---- INPUT RECORDS

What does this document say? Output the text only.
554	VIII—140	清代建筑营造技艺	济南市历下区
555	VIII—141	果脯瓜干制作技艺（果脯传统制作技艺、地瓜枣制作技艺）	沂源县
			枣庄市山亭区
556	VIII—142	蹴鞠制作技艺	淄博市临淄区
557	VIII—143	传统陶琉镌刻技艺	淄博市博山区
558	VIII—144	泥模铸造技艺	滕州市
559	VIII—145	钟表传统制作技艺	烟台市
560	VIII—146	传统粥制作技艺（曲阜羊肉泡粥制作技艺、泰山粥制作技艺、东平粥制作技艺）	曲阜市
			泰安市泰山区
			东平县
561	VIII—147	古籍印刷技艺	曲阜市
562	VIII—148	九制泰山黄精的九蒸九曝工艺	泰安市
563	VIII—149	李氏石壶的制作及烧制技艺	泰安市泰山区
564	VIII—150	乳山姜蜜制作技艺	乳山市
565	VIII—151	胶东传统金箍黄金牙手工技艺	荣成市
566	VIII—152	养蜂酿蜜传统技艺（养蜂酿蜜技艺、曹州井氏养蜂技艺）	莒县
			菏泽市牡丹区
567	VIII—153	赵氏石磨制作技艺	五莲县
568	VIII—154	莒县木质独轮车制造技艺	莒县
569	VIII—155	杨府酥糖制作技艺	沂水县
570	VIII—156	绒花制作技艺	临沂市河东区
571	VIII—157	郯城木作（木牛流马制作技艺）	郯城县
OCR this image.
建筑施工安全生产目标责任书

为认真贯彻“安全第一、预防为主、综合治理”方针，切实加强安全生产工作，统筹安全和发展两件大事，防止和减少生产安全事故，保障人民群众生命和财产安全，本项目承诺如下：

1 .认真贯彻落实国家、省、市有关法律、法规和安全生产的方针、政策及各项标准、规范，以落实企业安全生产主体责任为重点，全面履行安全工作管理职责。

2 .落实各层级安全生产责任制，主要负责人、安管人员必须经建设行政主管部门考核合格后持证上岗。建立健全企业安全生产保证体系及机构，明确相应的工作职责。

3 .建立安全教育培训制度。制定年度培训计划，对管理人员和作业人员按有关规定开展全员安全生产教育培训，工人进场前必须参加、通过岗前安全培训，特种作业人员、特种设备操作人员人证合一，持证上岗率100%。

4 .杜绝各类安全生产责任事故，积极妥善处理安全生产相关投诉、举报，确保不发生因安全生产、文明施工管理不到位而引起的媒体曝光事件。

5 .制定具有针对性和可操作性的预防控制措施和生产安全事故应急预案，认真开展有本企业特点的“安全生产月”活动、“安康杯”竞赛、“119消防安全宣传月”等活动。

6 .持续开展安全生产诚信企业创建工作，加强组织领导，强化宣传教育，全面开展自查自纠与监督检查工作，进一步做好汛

--------

Go through the material and select each line with the string "泰安市泰山区" in it.

**RESULT:**
			泰安市泰山区
563	VIII—149	李氏石壶的制作及烧制技艺	泰安市泰山区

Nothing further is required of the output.